Region boundary data
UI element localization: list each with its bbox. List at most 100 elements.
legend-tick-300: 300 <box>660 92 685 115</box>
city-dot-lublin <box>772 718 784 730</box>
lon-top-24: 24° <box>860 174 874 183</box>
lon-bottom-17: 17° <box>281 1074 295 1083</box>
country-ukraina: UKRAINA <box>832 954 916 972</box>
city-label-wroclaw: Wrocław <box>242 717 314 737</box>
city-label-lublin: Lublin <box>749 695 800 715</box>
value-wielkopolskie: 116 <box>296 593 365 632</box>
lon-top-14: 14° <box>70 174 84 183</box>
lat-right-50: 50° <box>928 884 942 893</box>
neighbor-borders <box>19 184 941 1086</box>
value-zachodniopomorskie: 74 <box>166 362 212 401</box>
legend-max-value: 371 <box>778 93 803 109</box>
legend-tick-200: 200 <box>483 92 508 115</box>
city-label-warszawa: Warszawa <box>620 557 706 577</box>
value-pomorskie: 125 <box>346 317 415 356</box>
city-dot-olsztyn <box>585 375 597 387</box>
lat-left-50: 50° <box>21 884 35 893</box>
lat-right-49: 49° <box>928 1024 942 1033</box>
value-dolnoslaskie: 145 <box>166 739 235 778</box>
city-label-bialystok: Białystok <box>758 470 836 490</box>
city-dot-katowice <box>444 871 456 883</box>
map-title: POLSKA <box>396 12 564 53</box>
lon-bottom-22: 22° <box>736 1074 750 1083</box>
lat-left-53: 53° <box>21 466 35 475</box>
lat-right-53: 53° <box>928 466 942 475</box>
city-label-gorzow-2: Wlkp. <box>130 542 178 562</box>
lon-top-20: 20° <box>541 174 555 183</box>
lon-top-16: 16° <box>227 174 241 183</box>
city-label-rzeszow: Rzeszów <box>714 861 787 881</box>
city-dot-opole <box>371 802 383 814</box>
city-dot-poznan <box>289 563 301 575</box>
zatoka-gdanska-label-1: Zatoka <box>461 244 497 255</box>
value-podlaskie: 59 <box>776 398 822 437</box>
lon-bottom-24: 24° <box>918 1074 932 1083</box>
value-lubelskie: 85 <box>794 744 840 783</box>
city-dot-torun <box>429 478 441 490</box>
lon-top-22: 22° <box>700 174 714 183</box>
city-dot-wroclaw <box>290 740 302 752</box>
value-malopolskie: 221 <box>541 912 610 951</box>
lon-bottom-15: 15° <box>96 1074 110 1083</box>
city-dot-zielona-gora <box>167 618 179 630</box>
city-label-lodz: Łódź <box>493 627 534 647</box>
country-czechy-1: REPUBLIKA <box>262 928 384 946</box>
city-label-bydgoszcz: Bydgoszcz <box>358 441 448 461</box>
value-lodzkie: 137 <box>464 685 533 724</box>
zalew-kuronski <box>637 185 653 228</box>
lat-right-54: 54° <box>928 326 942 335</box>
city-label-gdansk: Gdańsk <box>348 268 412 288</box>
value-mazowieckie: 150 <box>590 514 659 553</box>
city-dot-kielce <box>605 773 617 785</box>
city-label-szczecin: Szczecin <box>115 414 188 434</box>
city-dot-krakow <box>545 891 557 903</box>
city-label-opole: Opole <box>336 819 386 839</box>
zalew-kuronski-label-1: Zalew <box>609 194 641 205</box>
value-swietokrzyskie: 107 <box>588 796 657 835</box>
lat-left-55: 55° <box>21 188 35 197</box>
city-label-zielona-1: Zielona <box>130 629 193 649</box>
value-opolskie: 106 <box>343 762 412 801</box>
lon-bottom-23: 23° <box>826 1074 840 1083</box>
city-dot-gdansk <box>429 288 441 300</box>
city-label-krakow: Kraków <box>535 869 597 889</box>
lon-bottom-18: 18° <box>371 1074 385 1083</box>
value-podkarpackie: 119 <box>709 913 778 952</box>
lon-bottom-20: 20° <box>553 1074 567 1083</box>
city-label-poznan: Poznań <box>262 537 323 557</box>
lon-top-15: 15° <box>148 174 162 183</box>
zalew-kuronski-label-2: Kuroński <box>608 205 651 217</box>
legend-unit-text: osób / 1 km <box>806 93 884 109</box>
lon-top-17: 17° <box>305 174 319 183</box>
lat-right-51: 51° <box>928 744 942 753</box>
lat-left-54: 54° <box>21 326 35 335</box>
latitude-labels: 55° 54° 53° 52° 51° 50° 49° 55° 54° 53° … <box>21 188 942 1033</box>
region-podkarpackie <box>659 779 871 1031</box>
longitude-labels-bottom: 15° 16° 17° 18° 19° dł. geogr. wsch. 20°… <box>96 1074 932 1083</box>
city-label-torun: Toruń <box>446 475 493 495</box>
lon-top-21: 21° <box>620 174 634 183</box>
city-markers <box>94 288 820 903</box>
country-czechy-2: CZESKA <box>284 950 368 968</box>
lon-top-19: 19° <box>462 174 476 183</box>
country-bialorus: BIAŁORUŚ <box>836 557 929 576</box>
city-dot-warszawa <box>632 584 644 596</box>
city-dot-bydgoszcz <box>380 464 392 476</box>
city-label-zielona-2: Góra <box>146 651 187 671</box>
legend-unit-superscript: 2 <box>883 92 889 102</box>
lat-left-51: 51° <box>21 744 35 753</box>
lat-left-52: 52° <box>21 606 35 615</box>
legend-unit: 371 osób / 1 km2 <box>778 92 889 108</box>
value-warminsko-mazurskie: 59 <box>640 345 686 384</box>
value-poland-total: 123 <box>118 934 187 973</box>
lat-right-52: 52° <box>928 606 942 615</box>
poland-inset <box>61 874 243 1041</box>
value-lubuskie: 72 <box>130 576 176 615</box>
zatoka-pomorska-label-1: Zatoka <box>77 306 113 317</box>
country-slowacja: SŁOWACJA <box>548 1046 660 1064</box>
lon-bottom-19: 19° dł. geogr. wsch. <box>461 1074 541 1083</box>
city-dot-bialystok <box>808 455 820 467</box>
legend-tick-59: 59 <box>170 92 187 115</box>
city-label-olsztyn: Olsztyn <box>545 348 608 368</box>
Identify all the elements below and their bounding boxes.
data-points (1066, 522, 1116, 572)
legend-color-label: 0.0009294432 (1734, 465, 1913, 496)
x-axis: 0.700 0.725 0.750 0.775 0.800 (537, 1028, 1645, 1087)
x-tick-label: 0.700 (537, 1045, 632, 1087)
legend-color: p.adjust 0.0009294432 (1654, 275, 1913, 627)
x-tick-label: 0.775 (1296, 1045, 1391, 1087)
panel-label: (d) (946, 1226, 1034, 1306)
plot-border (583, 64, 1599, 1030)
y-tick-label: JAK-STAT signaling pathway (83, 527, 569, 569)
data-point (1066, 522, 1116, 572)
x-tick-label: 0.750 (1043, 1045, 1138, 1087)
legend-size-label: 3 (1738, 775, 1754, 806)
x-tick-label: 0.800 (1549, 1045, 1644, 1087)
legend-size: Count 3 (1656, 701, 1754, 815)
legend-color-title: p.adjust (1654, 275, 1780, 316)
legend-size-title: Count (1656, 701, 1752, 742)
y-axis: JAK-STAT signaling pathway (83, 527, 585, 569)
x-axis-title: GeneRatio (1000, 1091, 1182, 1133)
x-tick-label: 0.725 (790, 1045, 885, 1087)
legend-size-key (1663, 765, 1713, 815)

Work to do:
Copy the records word for word, beginning with their first line and continuing through the line that contains "lat-right-50: 50° <box>928 884 942 893</box>". Include both of those lines.

Exercise answer:
UI element localization: list each with its bbox. List at most 100 elements.
legend-tick-300: 300 <box>660 92 685 115</box>
city-dot-lublin <box>772 718 784 730</box>
lon-top-24: 24° <box>860 174 874 183</box>
lon-bottom-17: 17° <box>281 1074 295 1083</box>
country-ukraina: UKRAINA <box>832 954 916 972</box>
city-label-wroclaw: Wrocław <box>242 717 314 737</box>
city-label-lublin: Lublin <box>749 695 800 715</box>
value-wielkopolskie: 116 <box>296 593 365 632</box>
lon-top-14: 14° <box>70 174 84 183</box>
lat-right-50: 50° <box>928 884 942 893</box>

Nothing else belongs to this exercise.